Source text =
▼
Crime Prevention, Security and Community Safety Using the 5Is Framework

In crime prevention, security and community safety, attempts to replicate individual 'success-story' projects still often end in implementation failure. And the effort remains divided – between situational and offender-oriented interventions, between cause, risk factor and problem-oriented approaches, and between justice/law enforcement and 'civil' prevention. The field is in poor shape to control everyday crime problems, let alone the challenges of terrorism, organised crime and techno-crime where preventers must continually out-innovate offenders; nor the upcoming disruptions from financial disarray and climate change. This book seeks to change that. It diagnoses underperformance in the way practice knowledge is captured and transferred, fostering cookbook copying and stifling innovation; in concepts and terminology inadequate as tools for thinking and communication; and in the adoption of over-simple frameworks which, though useful for a quick start, soon constrain practitioners. It develops a specification for a fit-for-purpose knowledge management framework, confronting complexities of real-life prevention and helping practitioners select prior practice, replicate and innovate. Finally, it introduces a process-based framework, 5Is, and related definitions and models of causation and intervention, designed to meet the specification. The book lays foundations for a working practical system of knowledge management and process evaluation that complements and extends the progress made in impact evaluation.
▲
Recorded data =
▼
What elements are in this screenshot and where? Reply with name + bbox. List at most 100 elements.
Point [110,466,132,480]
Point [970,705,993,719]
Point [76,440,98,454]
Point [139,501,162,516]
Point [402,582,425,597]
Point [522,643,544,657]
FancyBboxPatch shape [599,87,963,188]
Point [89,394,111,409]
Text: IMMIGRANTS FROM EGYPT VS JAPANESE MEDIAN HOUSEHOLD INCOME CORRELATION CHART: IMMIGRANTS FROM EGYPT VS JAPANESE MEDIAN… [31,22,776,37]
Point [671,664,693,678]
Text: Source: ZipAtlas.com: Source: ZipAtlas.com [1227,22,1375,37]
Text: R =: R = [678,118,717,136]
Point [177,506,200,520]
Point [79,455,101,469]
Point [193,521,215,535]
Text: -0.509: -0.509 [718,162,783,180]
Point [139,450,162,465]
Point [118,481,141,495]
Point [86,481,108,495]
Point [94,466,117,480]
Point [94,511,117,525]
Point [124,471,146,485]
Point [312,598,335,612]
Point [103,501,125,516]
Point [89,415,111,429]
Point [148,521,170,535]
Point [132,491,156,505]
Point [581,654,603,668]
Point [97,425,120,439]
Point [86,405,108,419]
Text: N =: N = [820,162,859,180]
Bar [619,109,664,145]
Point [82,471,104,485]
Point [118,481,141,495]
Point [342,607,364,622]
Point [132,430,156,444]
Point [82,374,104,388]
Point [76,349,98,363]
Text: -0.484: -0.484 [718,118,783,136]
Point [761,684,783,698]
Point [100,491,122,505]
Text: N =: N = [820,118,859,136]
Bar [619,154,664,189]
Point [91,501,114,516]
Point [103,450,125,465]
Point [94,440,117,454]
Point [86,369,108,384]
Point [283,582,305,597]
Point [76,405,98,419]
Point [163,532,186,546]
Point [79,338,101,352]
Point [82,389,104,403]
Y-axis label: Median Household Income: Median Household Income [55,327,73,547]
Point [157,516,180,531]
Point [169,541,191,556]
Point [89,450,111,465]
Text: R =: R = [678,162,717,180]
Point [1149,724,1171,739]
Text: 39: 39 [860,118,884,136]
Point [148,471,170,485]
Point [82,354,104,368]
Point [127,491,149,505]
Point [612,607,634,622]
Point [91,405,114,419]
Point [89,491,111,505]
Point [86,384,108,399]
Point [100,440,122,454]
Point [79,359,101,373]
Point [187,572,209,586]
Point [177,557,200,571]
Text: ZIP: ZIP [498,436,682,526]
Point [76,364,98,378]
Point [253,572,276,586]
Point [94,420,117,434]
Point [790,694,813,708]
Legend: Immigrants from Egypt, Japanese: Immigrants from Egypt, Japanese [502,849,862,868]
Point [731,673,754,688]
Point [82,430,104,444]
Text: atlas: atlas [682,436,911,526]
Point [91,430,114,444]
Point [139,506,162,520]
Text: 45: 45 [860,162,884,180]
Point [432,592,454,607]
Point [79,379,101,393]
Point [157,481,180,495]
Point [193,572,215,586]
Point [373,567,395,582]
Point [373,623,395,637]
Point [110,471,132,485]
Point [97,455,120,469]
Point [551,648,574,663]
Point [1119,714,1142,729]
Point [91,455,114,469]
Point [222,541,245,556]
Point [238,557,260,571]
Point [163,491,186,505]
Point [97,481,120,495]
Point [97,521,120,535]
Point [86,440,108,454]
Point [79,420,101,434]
▲
What needs to be done =
What process-based framework does the book description say the book introduces?

Solution for this problem =
5Is